* OBJECTIVE *
Without skipping anything, write out each record below exactly.

* MATERIAL PROVIDED *
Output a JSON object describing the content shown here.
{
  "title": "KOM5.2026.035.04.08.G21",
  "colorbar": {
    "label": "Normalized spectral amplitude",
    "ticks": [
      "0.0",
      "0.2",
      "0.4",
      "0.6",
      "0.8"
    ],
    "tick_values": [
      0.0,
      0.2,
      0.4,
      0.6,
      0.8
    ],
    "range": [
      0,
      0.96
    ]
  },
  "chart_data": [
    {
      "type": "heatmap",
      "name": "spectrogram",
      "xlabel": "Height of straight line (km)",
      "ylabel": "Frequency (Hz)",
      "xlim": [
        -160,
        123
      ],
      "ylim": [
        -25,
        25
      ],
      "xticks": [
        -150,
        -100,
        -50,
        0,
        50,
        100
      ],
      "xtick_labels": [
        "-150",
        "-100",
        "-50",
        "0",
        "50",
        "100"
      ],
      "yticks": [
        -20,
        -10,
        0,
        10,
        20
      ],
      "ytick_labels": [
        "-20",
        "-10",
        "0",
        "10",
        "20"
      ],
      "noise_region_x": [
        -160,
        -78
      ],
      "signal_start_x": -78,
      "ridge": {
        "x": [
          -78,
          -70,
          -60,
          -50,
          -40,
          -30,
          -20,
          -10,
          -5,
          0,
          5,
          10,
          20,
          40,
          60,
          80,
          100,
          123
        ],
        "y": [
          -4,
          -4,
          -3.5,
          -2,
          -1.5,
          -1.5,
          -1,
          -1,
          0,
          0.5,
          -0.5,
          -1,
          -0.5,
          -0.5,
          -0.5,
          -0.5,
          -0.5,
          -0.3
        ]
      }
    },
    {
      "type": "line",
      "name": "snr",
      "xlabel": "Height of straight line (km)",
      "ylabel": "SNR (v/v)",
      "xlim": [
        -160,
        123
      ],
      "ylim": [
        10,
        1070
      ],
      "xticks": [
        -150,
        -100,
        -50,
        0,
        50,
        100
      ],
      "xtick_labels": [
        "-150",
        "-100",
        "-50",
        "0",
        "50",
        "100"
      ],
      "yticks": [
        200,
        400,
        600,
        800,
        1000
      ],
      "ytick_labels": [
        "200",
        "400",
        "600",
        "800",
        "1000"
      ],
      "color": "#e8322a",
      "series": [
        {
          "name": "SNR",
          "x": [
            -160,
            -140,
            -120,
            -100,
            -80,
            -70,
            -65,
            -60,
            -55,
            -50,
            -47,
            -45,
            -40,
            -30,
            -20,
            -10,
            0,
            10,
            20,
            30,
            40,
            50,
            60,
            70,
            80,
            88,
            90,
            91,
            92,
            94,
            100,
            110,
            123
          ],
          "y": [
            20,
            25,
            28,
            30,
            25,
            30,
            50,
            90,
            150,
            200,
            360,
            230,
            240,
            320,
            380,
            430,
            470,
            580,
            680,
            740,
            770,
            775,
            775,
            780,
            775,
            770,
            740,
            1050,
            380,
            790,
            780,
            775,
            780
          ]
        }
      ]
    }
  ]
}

* SOLUTION BELOW *
Output a JSON object describing the content shown here.
{
  "title": "KOM5.2026.035.04.08.G21",
  "colorbar": {
    "label": "Normalized spectral amplitude",
    "ticks": [
      "0.0",
      "0.2",
      "0.4",
      "0.6",
      "0.8"
    ],
    "tick_values": [
      0.0,
      0.2,
      0.4,
      0.6,
      0.8
    ],
    "range": [
      0,
      0.96
    ]
  },
  "chart_data": [
    {
      "type": "heatmap",
      "name": "spectrogram",
      "xlabel": "Height of straight line (km)",
      "ylabel": "Frequency (Hz)",
      "xlim": [
        -160,
        123
      ],
      "ylim": [
        -25,
        25
      ],
      "xticks": [
        -150,
        -100,
        -50,
        0,
        50,
        100
      ],
      "xtick_labels": [
        "-150",
        "-100",
        "-50",
        "0",
        "50",
        "100"
      ],
      "yticks": [
        -20,
        -10,
        0,
        10,
        20
      ],
      "ytick_labels": [
        "-20",
        "-10",
        "0",
        "10",
        "20"
      ],
      "noise_region_x": [
        -160,
        -78
      ],
      "signal_start_x": -78,
      "ridge": {
        "x": [
          -78,
          -70,
          -60,
          -50,
          -40,
          -30,
          -20,
          -10,
          -5,
          0,
          5,
          10,
          20,
          40,
          60,
          80,
          100,
          123
        ],
        "y": [
          -4,
          -4,
          -3.5,
          -2,
          -1.5,
          -1.5,
          -1,
          -1,
          0,
          0.5,
          -0.5,
          -1,
          -0.5,
          -0.5,
          -0.5,
          -0.5,
          -0.5,
          -0.3
        ]
      }
    },
    {
      "type": "line",
      "name": "snr",
      "xlabel": "Height of straight line (km)",
      "ylabel": "SNR (v/v)",
      "xlim": [
        -160,
        123
      ],
      "ylim": [
        10,
        1070
      ],
      "xticks": [
        -150,
        -100,
        -50,
        0,
        50,
        100
      ],
      "xtick_labels": [
        "-150",
        "-100",
        "-50",
        "0",
        "50",
        "100"
      ],
      "yticks": [
        200,
        400,
        600,
        800,
        1000
      ],
      "ytick_labels": [
        "200",
        "400",
        "600",
        "800",
        "1000"
      ],
      "color": "#e8322a",
      "series": [
        {
          "name": "SNR",
          "x": [
            -160,
            -140,
            -120,
            -100,
            -80,
            -70,
            -65,
            -60,
            -55,
            -50,
            -47,
            -45,
            -40,
            -30,
            -20,
            -10,
            0,
            10,
            20,
            30,
            40,
            50,
            60,
            70,
            80,
            88,
            90,
            91,
            92,
            94,
            100,
            110,
            123
          ],
          "y": [
            20,
            25,
            28,
            30,
            25,
            30,
            50,
            90,
            150,
            200,
            360,
            230,
            240,
            320,
            380,
            430,
            470,
            580,
            680,
            740,
            770,
            775,
            775,
            780,
            775,
            770,
            740,
            1050,
            380,
            790,
            780,
            775,
            780
          ]
        }
      ]
    }
  ]
}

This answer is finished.